Materials provided:
========
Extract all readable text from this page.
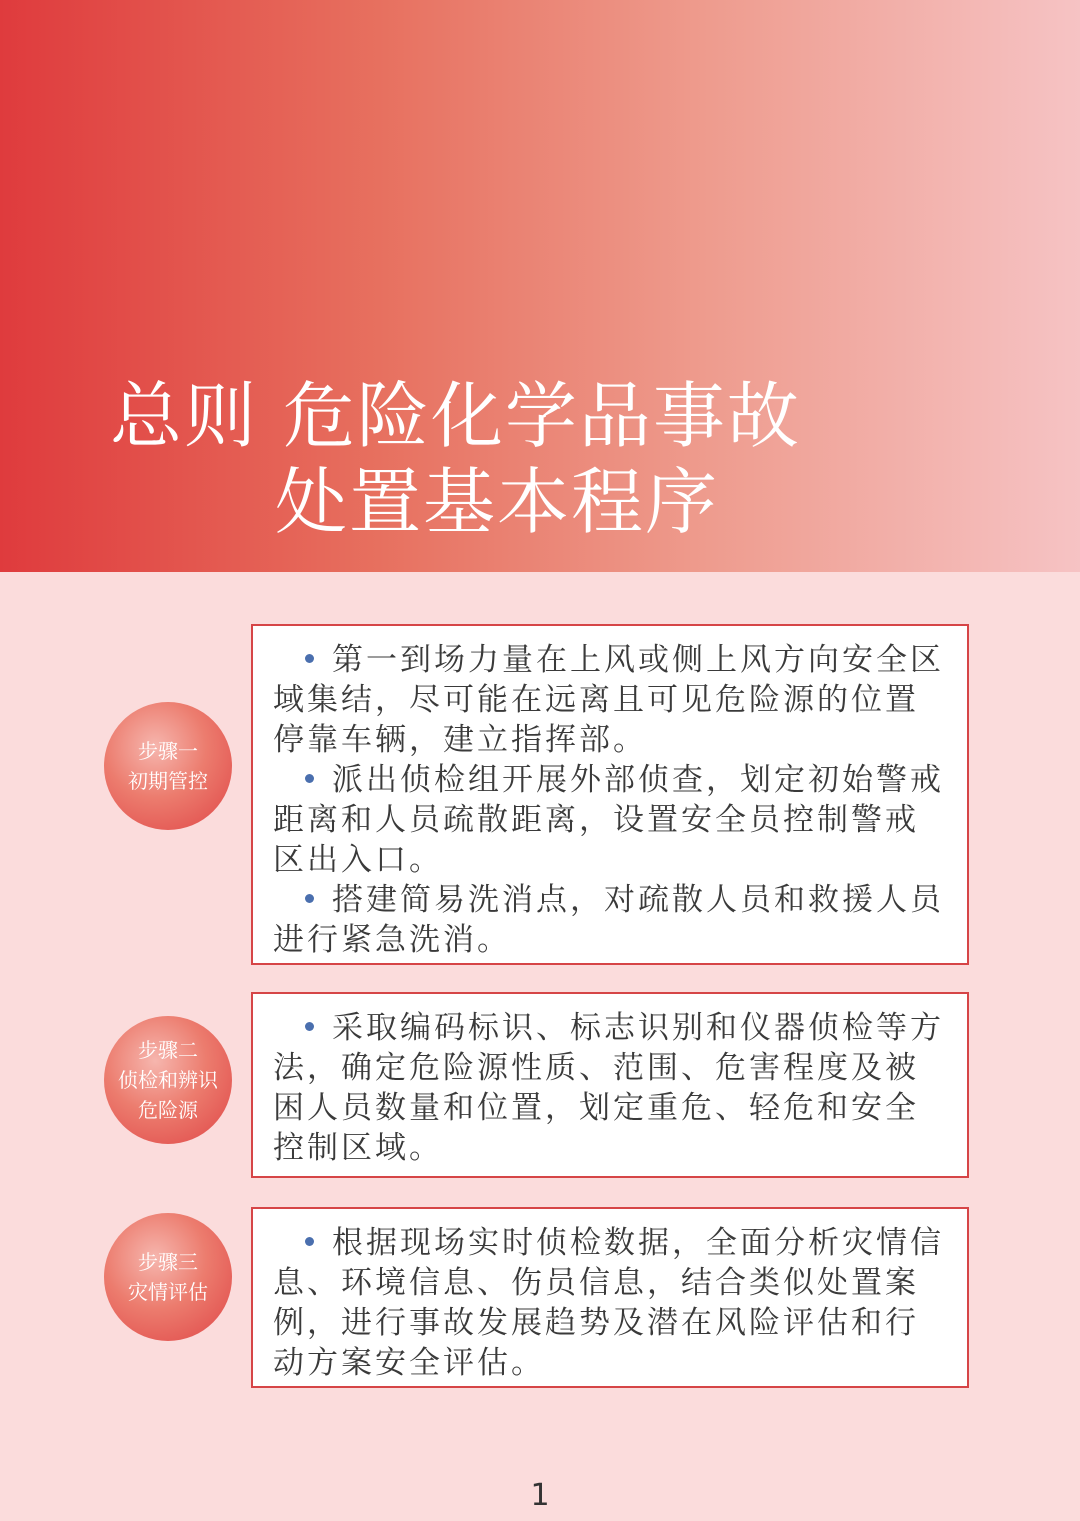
总则 危险化学品事故
处置基本程序
步骤一
初期管控

第一到场力量在上风或侧上风方向安全区域集结，尽可能在远离且可见危险源的位置停靠车辆，建立指挥部。

派出侦检组开展外部侦查，划定初始警戒距离和人员疏散距离，设置安全员控制警戒区出入口。

搭建简易洗消点，对疏散人员和救援人员进行紧急洗消。

步骤二
侦检和辨识
危险源

采取编码标识、标志识别和仪器侦检等方法，确定危险源性质、范围、危害程度及被困人员数量和位置，划定重危、轻危和安全控制区域。

步骤三
灾情评估

根据现场实时侦检数据，全面分析灾情信息、环境信息、伤员信息，结合类似处置案例，进行事故发展趋势及潜在风险评估和行动方案安全评估。

1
========
Write out again every line above exactly as given; the pictures do not belong in the copy.

Extract all readable text from this page.
总则 危险化学品事故
处置基本程序
步骤一
初期管控

第一到场力量在上风或侧上风方向安全区域集结，尽可能在远离且可见危险源的位置停靠车辆，建立指挥部。

派出侦检组开展外部侦查，划定初始警戒距离和人员疏散距离，设置安全员控制警戒区出入口。

搭建简易洗消点，对疏散人员和救援人员进行紧急洗消。

步骤二
侦检和辨识
危险源

采取编码标识、标志识别和仪器侦检等方法，确定危险源性质、范围、危害程度及被困人员数量和位置，划定重危、轻危和安全控制区域。

步骤三
灾情评估

根据现场实时侦检数据，全面分析灾情信息、环境信息、伤员信息，结合类似处置案例，进行事故发展趋势及潜在风险评估和行动方案安全评估。

1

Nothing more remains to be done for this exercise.